# Given instruction
Of all the lines in the data below, how many contain "termiņš"? Report that number alone.

# Material for this exercise
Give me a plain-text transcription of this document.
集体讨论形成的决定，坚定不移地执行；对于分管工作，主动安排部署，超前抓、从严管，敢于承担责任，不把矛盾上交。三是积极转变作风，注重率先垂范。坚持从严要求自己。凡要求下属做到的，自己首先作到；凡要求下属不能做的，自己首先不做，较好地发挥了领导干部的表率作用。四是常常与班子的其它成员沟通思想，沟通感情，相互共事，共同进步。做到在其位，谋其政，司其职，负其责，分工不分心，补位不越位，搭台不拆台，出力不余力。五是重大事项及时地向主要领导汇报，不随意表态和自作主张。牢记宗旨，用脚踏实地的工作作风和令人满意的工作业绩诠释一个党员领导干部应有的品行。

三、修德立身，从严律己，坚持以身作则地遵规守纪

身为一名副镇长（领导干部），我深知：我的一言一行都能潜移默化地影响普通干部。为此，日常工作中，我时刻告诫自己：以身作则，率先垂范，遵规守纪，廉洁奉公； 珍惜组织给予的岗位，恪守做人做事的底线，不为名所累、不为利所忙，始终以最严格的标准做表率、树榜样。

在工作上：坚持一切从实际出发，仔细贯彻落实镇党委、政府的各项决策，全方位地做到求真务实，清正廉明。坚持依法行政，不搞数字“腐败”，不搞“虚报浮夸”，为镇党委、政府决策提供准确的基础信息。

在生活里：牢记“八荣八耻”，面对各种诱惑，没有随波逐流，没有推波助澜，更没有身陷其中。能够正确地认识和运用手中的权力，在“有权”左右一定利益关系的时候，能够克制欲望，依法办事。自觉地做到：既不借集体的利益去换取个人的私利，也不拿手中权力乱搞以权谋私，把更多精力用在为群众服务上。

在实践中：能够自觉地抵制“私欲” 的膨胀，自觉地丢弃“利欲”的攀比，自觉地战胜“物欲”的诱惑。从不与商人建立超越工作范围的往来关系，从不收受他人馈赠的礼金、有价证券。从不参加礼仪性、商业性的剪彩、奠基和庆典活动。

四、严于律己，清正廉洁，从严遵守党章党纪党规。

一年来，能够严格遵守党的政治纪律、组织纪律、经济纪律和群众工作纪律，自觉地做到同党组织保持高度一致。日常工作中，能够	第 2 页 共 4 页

--

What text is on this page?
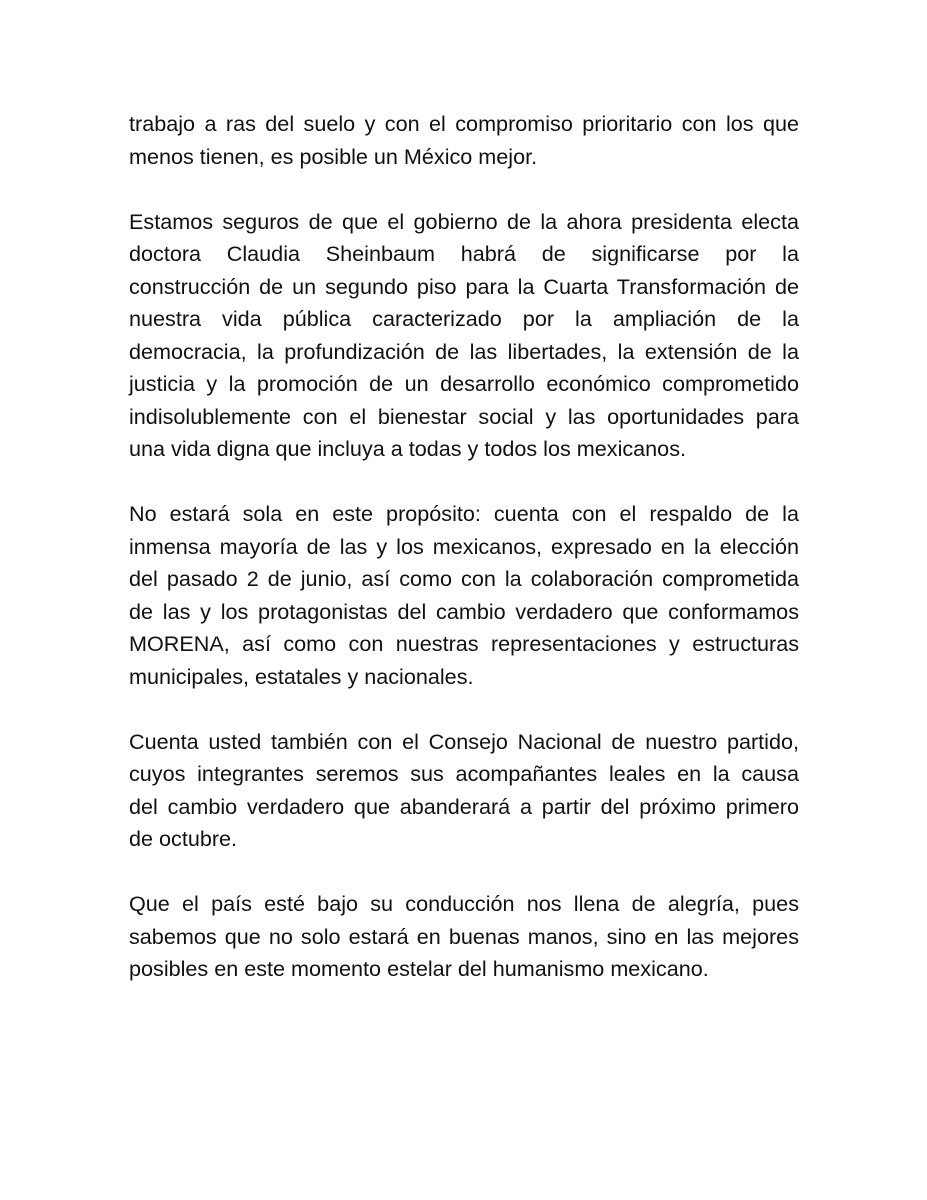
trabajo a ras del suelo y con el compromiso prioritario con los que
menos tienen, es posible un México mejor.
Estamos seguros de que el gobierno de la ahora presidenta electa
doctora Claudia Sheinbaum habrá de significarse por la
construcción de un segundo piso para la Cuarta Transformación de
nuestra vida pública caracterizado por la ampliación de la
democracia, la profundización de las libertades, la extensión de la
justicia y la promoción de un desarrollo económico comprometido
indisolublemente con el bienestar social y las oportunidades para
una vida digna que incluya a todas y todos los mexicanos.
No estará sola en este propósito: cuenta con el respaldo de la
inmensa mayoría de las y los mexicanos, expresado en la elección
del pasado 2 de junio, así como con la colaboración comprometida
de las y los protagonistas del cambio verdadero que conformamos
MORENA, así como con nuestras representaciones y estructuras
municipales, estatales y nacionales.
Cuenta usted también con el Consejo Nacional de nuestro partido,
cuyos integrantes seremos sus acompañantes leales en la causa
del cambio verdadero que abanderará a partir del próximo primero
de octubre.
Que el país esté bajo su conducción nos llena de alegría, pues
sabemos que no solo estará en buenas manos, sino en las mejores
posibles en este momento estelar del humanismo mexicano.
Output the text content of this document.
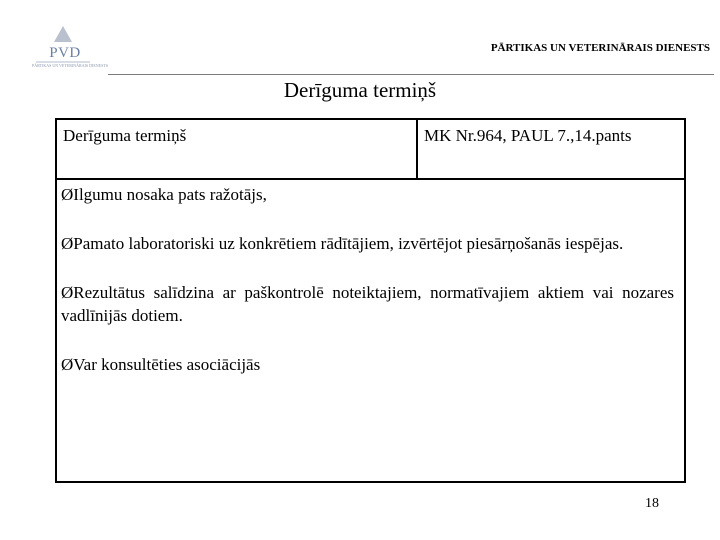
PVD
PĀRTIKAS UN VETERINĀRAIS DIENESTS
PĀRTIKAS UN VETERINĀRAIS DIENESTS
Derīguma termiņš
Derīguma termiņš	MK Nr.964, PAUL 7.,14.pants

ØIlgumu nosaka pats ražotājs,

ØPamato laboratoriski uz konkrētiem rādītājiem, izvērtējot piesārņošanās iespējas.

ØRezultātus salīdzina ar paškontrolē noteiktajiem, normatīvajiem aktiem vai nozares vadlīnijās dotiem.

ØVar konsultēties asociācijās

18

# The solution
2